Vorliegender Text =>
Die Fronten vor dem Krisentreffen sind völlig verhärtet. Das Mindeste, was droht, ist ein Reformstau bis tief ins Jahr 2018. Der für den 1. Januar 2019 vorgesehene offizielle Startschuss der Reform wäre kaum zu halten.
Böhm sagte dem SID, er erwarte in Berlin "eine faire Diskussion über den Sachstand der Reform". Im Sinne des Spitzensports und der Athleten solle man sich "zusammenraufen, um die Reform langfristig zum Erfolg zu führen". Das BMI als Zuwendungsgeber werde "in jeglichem Sinne" seinen Beitrag dazu leisten. Eine kurzfristige Etaterhöhung wird nicht dazugehören.
Mangelnde Perspektive
In den Spitzenverbänden schwankt die Stimmung zwischen Wut und Resignation. Von dem Treffen in Berlin erwarte er "eigentlich gar nichts", sagte Kanu-Präsident Thomas Konietzko, dafür sei die Situation zu verfahren. Es gebe "unüberbrückbare Gegensätze", ergänzte Konietzko: "Die offensichtlich fehlende Bereitschaft, sich tatsächlich für den Sport einzusetzen, verunsichert am meisten. Uns fehlt die Perspektive."
Judo-Präsident Peter Frese kritisierte das BMI scharf. "Man kann sich nicht verstecken hinter den Bundestagswahlen. Ich erwarte auch vom Sportausschuss, dass er mal auf die Haushälter zugeht und einfordert", sagte Frese.
Solche Aussagen und eigentlich auch die ganze Causa bringen wiederum die Sportausschussvorsitzende Dagmar Freitag auf die Palme. Was sie "wirklich nachdenklich" stimme, sagte sie dem SID, sei die Tatsache, dass der DOSB "offensichtlich nicht willens oder in der Lage" sei, den "hinlänglich bekannten Sachverhalt an seine Spitzenverbände zu kommunizieren".
Konietzko schlägt drastische Maßnahmen vor: "Vielleicht sollten wir uns einfach nicht mehr gegenseitig weiter in die Taschen lügen und künftig international einfach kleinere Brote backen. Darüber sollte man mal ernsthaft nachdenken."

Erfasste Daten =>
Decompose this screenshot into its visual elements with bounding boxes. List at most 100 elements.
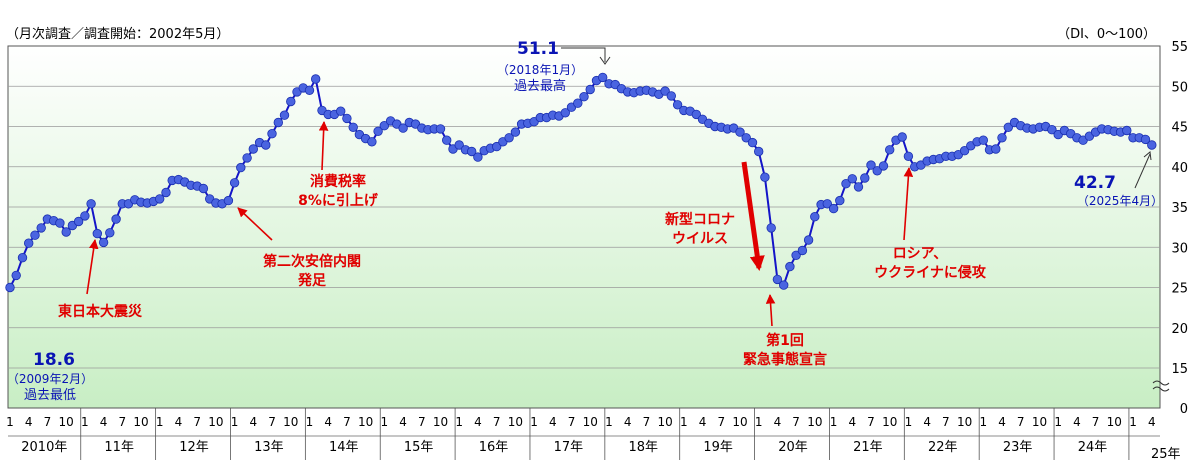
data-point xyxy=(897,132,907,142)
x-month-tick-label: 1 xyxy=(905,415,913,429)
abe-arrow xyxy=(237,207,273,241)
data-point xyxy=(747,137,758,148)
axis-break-icon xyxy=(1152,380,1170,392)
x-month-tick-label: 4 xyxy=(923,415,931,429)
y-tick-label: 50 xyxy=(1171,80,1188,95)
y-tick-label: 55 xyxy=(1171,40,1188,55)
covid-arrow xyxy=(741,161,765,271)
data-point xyxy=(36,223,46,233)
data-point xyxy=(379,120,390,131)
data-point xyxy=(835,195,845,206)
x-month-tick-label: 10 xyxy=(957,415,972,429)
data-point xyxy=(348,122,358,133)
high-caption-label: 過去最高 xyxy=(514,78,566,94)
x-month-tick-label: 10 xyxy=(1032,415,1047,429)
data-point xyxy=(666,91,677,101)
data-point xyxy=(154,194,165,204)
data-point xyxy=(92,228,103,239)
x-year-label: 14年 xyxy=(329,440,359,455)
x-month-tick-label: 1 xyxy=(455,415,463,429)
x-month-tick-label: 7 xyxy=(643,415,651,429)
x-month-tick-label: 1 xyxy=(1129,415,1137,429)
low-caption-label: 過去最低 xyxy=(24,388,76,403)
x-month-tick-label: 1 xyxy=(156,415,164,429)
x-month-tick-label: 4 xyxy=(1148,415,1156,429)
x-month-tick-label: 4 xyxy=(699,415,707,429)
series-markers xyxy=(5,72,1157,293)
data-point xyxy=(373,126,383,137)
x-month-tick-label: 7 xyxy=(418,415,426,429)
data-point xyxy=(579,91,589,102)
x-month-tick-label: 4 xyxy=(1073,415,1081,429)
x-year-label: 2010年 xyxy=(21,440,67,455)
data-point xyxy=(80,211,90,221)
x-year-label: 17年 xyxy=(554,440,584,455)
tax-label-line1: 消費税率 xyxy=(310,173,366,190)
data-point xyxy=(17,253,28,263)
x-month-tick-label: 4 xyxy=(175,415,183,429)
data-point xyxy=(311,74,321,84)
data-point xyxy=(797,245,808,256)
data-point xyxy=(741,133,751,143)
data-point xyxy=(1140,134,1151,145)
data-point xyxy=(1147,140,1157,150)
x-month-tick-label: 4 xyxy=(250,415,258,429)
data-point xyxy=(691,109,702,120)
data-point xyxy=(229,178,240,188)
y-tick-label: 15 xyxy=(1171,362,1188,377)
data-point xyxy=(198,183,209,194)
x-month-tick-label: 10 xyxy=(807,415,822,429)
data-point xyxy=(279,110,290,120)
data-point xyxy=(510,127,521,137)
survey-note: （月次調査／調査開始：2002年5月） xyxy=(6,26,229,42)
data-point xyxy=(161,187,171,198)
x-month-tick-label: 4 xyxy=(474,415,482,429)
high-pointer-arrowhead xyxy=(599,56,611,65)
data-point xyxy=(248,144,259,154)
data-point xyxy=(5,282,15,293)
x-month-tick-label: 1 xyxy=(830,415,838,429)
x-month-tick-label: 7 xyxy=(268,415,276,429)
x-month-tick-label: 7 xyxy=(942,415,950,429)
data-point xyxy=(803,235,814,245)
x-month-tick-label: 7 xyxy=(568,415,576,429)
data-point xyxy=(866,160,876,170)
x-month-tick-label: 10 xyxy=(657,415,672,429)
plot-background xyxy=(7,45,1161,409)
x-month-tick-label: 7 xyxy=(343,415,351,429)
data-point xyxy=(828,203,839,214)
y-tick-label: 30 xyxy=(1171,241,1188,256)
data-point xyxy=(1122,125,1132,136)
data-point xyxy=(660,86,670,96)
x-year-label: 12年 xyxy=(179,440,209,455)
data-point xyxy=(735,127,745,137)
quake-label: 東日本大震災 xyxy=(58,303,143,320)
x-month-tick-label: 7 xyxy=(717,415,725,429)
x-month-tick-label: 4 xyxy=(774,415,782,429)
y-tick-label: 0 xyxy=(1180,402,1188,417)
quake-arrow xyxy=(86,239,99,295)
x-month-tick-label: 7 xyxy=(118,415,126,429)
data-point xyxy=(398,123,408,133)
x-year-label: 25年 xyxy=(1151,447,1181,462)
x-month-tick-label: 10 xyxy=(1107,415,1122,429)
data-point xyxy=(991,144,1001,154)
x-month-tick-label: 10 xyxy=(59,415,74,429)
data-point xyxy=(11,270,21,281)
high-value-label: 51.1 xyxy=(517,39,559,59)
x-year-label: 18年 xyxy=(628,440,658,455)
data-point xyxy=(442,135,452,145)
data-point xyxy=(367,137,377,147)
data-point xyxy=(273,117,284,128)
low-date-label: （2009年2月） xyxy=(7,372,93,386)
x-month-tick-label: 7 xyxy=(1092,415,1100,429)
x-month-tick-label: 4 xyxy=(549,415,557,429)
data-point xyxy=(286,96,296,107)
data-point xyxy=(86,199,96,209)
low-value-label: 18.6 xyxy=(33,350,75,370)
y-tick-label: 25 xyxy=(1171,282,1188,297)
data-point xyxy=(73,216,84,227)
x-month-tick-label: 7 xyxy=(44,415,52,429)
data-point xyxy=(473,152,483,162)
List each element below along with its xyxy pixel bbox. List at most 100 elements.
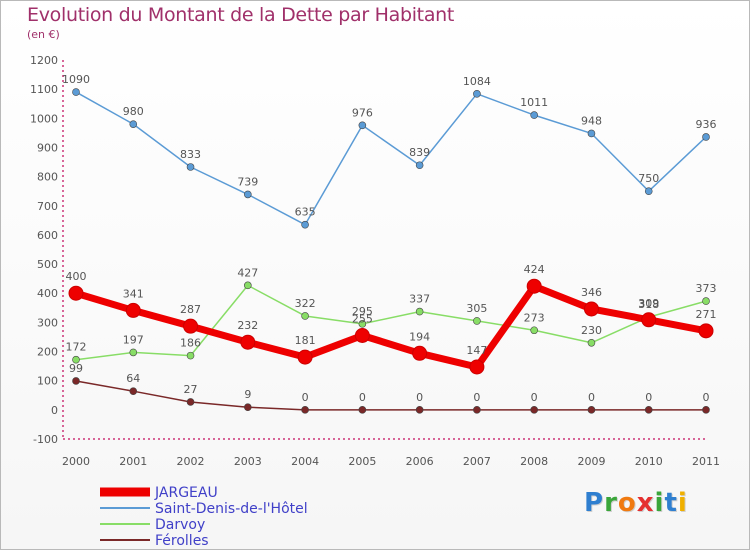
data-point xyxy=(698,323,714,339)
data-label: 287 xyxy=(180,303,201,316)
data-point xyxy=(72,88,80,96)
legend-label: JARGEAU xyxy=(154,485,218,501)
data-label: 400 xyxy=(66,270,87,283)
data-label: 27 xyxy=(184,383,198,396)
legend-label: Saint-Denis-de-l'Hôtel xyxy=(155,501,308,517)
logo-letter: P xyxy=(584,488,605,518)
data-point xyxy=(415,161,424,170)
data-label: 318 xyxy=(638,298,659,311)
data-label: 0 xyxy=(473,391,480,404)
data-label: 9 xyxy=(244,388,251,401)
data-label: 186 xyxy=(180,337,201,350)
data-label: 172 xyxy=(66,341,87,354)
data-point xyxy=(125,302,141,318)
y-tick-label: 900 xyxy=(37,141,58,154)
data-point xyxy=(301,312,309,320)
data-point xyxy=(644,187,653,195)
data-point xyxy=(583,301,599,317)
data-point xyxy=(530,406,538,414)
data-label: 295 xyxy=(352,305,373,318)
x-tick-label: 2003 xyxy=(234,455,262,468)
chart-title: Evolution du Montant de la Dette par Hab… xyxy=(27,4,455,26)
data-label: 936 xyxy=(696,118,717,131)
logo-letter: i xyxy=(677,488,688,518)
data-label: 839 xyxy=(409,146,430,159)
data-point xyxy=(244,403,252,412)
data-label: 427 xyxy=(237,266,258,279)
data-label: 0 xyxy=(703,391,710,404)
data-label: 273 xyxy=(524,311,545,324)
data-point xyxy=(72,377,80,385)
data-label: 739 xyxy=(237,175,258,188)
x-tick-label: 2007 xyxy=(463,455,491,468)
data-label: 230 xyxy=(581,324,602,337)
data-point xyxy=(473,406,481,414)
x-tick-label: 2005 xyxy=(348,455,376,468)
data-point xyxy=(186,163,195,171)
data-point xyxy=(702,297,710,305)
data-label: 1090 xyxy=(62,73,90,86)
data-label: 99 xyxy=(69,362,83,375)
y-tick-label: 200 xyxy=(37,346,58,359)
data-point xyxy=(358,406,367,414)
chart-unit: (en €) xyxy=(27,28,60,41)
data-label: 0 xyxy=(302,391,309,404)
data-label: 309 xyxy=(638,297,659,310)
data-label: 341 xyxy=(123,287,144,300)
data-label: 1084 xyxy=(463,75,491,88)
data-point xyxy=(641,312,657,328)
data-label: 0 xyxy=(588,391,595,404)
data-point xyxy=(301,406,309,414)
logo-letter: o xyxy=(617,488,637,518)
data-point xyxy=(415,307,424,316)
data-label: 255 xyxy=(352,313,373,326)
data-label: 980 xyxy=(123,105,144,118)
x-tick-label: 2002 xyxy=(177,455,205,468)
data-point xyxy=(183,318,199,334)
logo-letter: x xyxy=(636,488,655,518)
axes: -100010020030040050060070080090010001100… xyxy=(30,54,720,468)
data-point xyxy=(354,328,370,344)
y-tick-label: 400 xyxy=(37,287,58,300)
series-line xyxy=(75,91,707,226)
logo-letter: i xyxy=(654,488,665,518)
series-line xyxy=(75,380,706,411)
data-point xyxy=(412,345,428,361)
data-label: 64 xyxy=(126,372,140,385)
data-point xyxy=(129,120,138,128)
data-label: 424 xyxy=(524,263,545,276)
y-tick-label: 1000 xyxy=(30,112,58,125)
data-label: 181 xyxy=(295,334,316,347)
x-tick-label: 2011 xyxy=(692,455,720,468)
x-tick-label: 2004 xyxy=(291,455,319,468)
data-label: 322 xyxy=(295,297,316,310)
data-point xyxy=(587,129,596,138)
data-point xyxy=(530,326,538,335)
data-labels: 1090 980 833 739 635 976 839 1084 1011 948 750 936 1… xyxy=(62,73,717,404)
data-point xyxy=(68,285,84,301)
data-label: 373 xyxy=(696,282,717,295)
y-tick-label: 1200 xyxy=(30,54,58,67)
data-label: 232 xyxy=(237,319,258,332)
legend-label: Férolles xyxy=(155,533,209,549)
y-tick-label: 600 xyxy=(37,229,58,242)
data-point xyxy=(129,387,138,395)
data-point xyxy=(587,406,596,414)
x-tick-label: 2010 xyxy=(635,455,663,468)
data-point xyxy=(297,349,313,365)
data-label: 1011 xyxy=(520,96,548,109)
data-point xyxy=(530,111,538,119)
data-point xyxy=(702,406,710,414)
data-label: 0 xyxy=(645,391,652,404)
data-point xyxy=(415,406,424,414)
logo-letter: t xyxy=(664,488,678,518)
data-label: 0 xyxy=(416,391,423,404)
legend-label: Darvoy xyxy=(155,517,205,533)
y-tick-label: 0 xyxy=(51,404,58,417)
y-tick-label: 700 xyxy=(37,200,58,213)
y-tick-label: 500 xyxy=(37,258,58,271)
data-point xyxy=(301,220,309,229)
y-tick-label: 100 xyxy=(37,375,58,388)
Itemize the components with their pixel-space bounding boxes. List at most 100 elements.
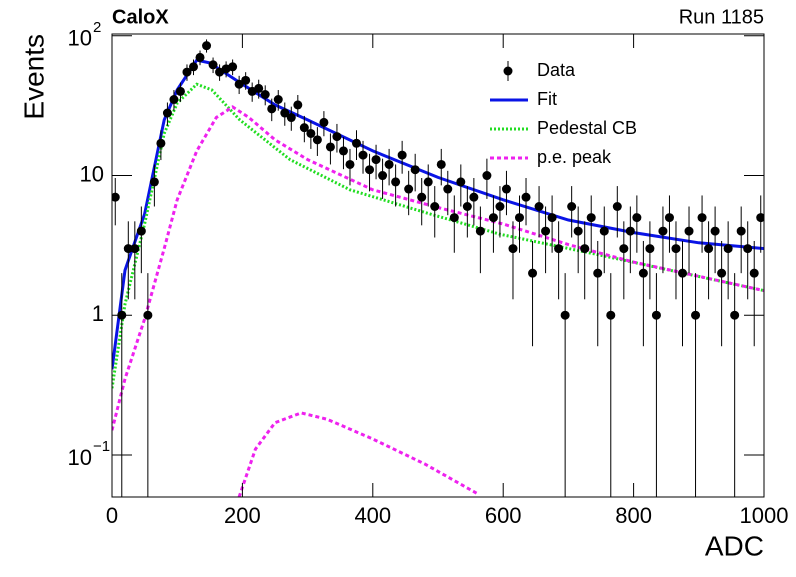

Aufgaben =>
**a.** Beantworten Sie anhand des Texts zur Sportreform kurz:
(i) Für welches Datum ist der offizielle Startschuss der Reform vorgesehen?
(ii) Welches Amt hat Thomas Konietzko inne?
(iii) Wer hat den Vorsitz im Sportausschuss?
**b.** Wiederholen Sie aus dem Text zur Sportreform wortgetreu den Abschnitt, der bei "Die Fronten vor" beginnt und bei "wird nicht dazugehören." endet.
Grundlage ist allein der Text zur Sportreform.

Lösungen je Aufgabe =>
**a.**
(i) Der 1. Januar 2019.
(ii) Er ist Kanu-Präsident.
(iii) Dagmar Freitag.

**b.**
Die Fronten vor dem Krisentreffen sind völlig verhärtet. Das Mindeste, was droht, ist ein Reformstau bis tief ins Jahr 2018. Der für den 1. Januar 2019 vorgesehene offizielle Startschuss der Reform wäre kaum zu halten.
Böhm sagte dem SID, er erwarte in Berlin "eine faire Diskussion über den Sachstand der Reform". Im Sinne des Spitzensports und der Athleten solle man sich "zusammenraufen, um die Reform langfristig zum Erfolg zu führen". Das BMI als Zuwendungsgeber werde "in jeglichem Sinne" seinen Beitrag dazu leisten. Eine kurzfristige Etaterhöhung wird nicht dazugehören.